**Action item:** Output the data that follows exactly, line for line.

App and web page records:
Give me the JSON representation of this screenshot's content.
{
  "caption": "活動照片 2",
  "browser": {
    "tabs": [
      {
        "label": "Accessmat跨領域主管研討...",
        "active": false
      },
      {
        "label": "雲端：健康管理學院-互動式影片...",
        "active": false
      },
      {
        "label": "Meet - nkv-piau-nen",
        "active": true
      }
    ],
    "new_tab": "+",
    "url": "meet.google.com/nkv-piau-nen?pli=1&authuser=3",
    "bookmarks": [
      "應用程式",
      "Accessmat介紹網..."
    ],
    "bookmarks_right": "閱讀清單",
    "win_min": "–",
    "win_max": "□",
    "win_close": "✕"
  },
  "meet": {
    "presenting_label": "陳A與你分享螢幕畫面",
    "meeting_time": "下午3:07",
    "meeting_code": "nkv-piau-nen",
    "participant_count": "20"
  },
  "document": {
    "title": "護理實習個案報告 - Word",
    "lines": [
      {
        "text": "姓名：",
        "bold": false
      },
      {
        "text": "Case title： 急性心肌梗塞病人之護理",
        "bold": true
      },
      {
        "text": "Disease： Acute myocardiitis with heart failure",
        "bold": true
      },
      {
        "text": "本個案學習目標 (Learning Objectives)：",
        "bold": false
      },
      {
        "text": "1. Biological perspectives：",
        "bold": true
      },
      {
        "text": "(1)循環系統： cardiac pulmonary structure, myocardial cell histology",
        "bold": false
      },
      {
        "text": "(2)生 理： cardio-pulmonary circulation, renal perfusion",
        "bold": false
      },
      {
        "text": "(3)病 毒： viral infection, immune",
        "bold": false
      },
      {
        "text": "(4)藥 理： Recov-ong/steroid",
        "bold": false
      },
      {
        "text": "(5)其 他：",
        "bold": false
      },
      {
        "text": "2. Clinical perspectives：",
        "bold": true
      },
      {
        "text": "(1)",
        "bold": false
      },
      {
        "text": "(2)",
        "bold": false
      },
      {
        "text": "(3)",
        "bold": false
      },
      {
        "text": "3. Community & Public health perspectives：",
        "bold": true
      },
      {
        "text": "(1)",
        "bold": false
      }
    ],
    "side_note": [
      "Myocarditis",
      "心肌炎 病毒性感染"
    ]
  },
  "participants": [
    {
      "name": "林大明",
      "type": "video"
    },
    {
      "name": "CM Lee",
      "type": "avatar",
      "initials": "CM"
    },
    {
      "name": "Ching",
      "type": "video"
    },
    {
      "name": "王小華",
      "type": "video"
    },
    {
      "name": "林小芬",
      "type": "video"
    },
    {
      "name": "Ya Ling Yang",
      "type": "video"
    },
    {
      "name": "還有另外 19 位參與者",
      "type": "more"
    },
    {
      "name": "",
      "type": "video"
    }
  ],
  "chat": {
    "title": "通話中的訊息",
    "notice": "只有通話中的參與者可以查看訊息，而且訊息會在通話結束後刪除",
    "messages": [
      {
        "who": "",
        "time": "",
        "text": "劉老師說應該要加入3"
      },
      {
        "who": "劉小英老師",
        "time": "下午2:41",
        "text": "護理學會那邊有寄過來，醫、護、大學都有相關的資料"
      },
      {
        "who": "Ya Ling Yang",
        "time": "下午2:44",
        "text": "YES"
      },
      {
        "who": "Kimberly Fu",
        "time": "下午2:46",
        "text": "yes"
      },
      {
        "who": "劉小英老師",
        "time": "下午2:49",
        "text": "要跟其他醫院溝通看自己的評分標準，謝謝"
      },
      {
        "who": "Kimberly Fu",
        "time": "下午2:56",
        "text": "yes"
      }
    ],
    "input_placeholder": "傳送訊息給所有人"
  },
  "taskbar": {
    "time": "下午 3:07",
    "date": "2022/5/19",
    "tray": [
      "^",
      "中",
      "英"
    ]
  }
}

**Task solution:**
Give me the JSON representation of this screenshot's content.
{
  "caption": "活動照片 2",
  "browser": {
    "tabs": [
      {
        "label": "Accessmat跨領域主管研討...",
        "active": false
      },
      {
        "label": "雲端：健康管理學院-互動式影片...",
        "active": false
      },
      {
        "label": "Meet - nkv-piau-nen",
        "active": true
      }
    ],
    "new_tab": "+",
    "url": "meet.google.com/nkv-piau-nen?pli=1&authuser=3",
    "bookmarks": [
      "應用程式",
      "Accessmat介紹網..."
    ],
    "bookmarks_right": "閱讀清單",
    "win_min": "–",
    "win_max": "□",
    "win_close": "✕"
  },
  "meet": {
    "presenting_label": "陳A與你分享螢幕畫面",
    "meeting_time": "下午3:07",
    "meeting_code": "nkv-piau-nen",
    "participant_count": "20"
  },
  "document": {
    "title": "護理實習個案報告 - Word",
    "lines": [
      {
        "text": "姓名：",
        "bold": false
      },
      {
        "text": "Case title： 急性心肌梗塞病人之護理",
        "bold": true
      },
      {
        "text": "Disease： Acute myocardiitis with heart failure",
        "bold": true
      },
      {
        "text": "本個案學習目標 (Learning Objectives)：",
        "bold": false
      },
      {
        "text": "1. Biological perspectives：",
        "bold": true
      },
      {
        "text": "(1)循環系統： cardiac pulmonary structure, myocardial cell histology",
        "bold": false
      },
      {
        "text": "(2)生 理： cardio-pulmonary circulation, renal perfusion",
        "bold": false
      },
      {
        "text": "(3)病 毒： viral infection, immune",
        "bold": false
      },
      {
        "text": "(4)藥 理： Recov-ong/steroid",
        "bold": false
      },
      {
        "text": "(5)其 他：",
        "bold": false
      },
      {
        "text": "2. Clinical perspectives：",
        "bold": true
      },
      {
        "text": "(1)",
        "bold": false
      },
      {
        "text": "(2)",
        "bold": false
      },
      {
        "text": "(3)",
        "bold": false
      },
      {
        "text": "3. Community & Public health perspectives：",
        "bold": true
      },
      {
        "text": "(1)",
        "bold": false
      }
    ],
    "side_note": [
      "Myocarditis",
      "心肌炎 病毒性感染"
    ]
  },
  "participants": [
    {
      "name": "林大明",
      "type": "video"
    },
    {
      "name": "CM Lee",
      "type": "avatar",
      "initials": "CM"
    },
    {
      "name": "Ching",
      "type": "video"
    },
    {
      "name": "王小華",
      "type": "video"
    },
    {
      "name": "林小芬",
      "type": "video"
    },
    {
      "name": "Ya Ling Yang",
      "type": "video"
    },
    {
      "name": "還有另外 19 位參與者",
      "type": "more"
    },
    {
      "name": "",
      "type": "video"
    }
  ],
  "chat": {
    "title": "通話中的訊息",
    "notice": "只有通話中的參與者可以查看訊息，而且訊息會在通話結束後刪除",
    "messages": [
      {
        "who": "",
        "time": "",
        "text": "劉老師說應該要加入3"
      },
      {
        "who": "劉小英老師",
        "time": "下午2:41",
        "text": "護理學會那邊有寄過來，醫、護、大學都有相關的資料"
      },
      {
        "who": "Ya Ling Yang",
        "time": "下午2:44",
        "text": "YES"
      },
      {
        "who": "Kimberly Fu",
        "time": "下午2:46",
        "text": "yes"
      },
      {
        "who": "劉小英老師",
        "time": "下午2:49",
        "text": "要跟其他醫院溝通看自己的評分標準，謝謝"
      },
      {
        "who": "Kimberly Fu",
        "time": "下午2:56",
        "text": "yes"
      }
    ],
    "input_placeholder": "傳送訊息給所有人"
  },
  "taskbar": {
    "time": "下午 3:07",
    "date": "2022/5/19",
    "tray": [
      "^",
      "中",
      "英"
    ]
  }
}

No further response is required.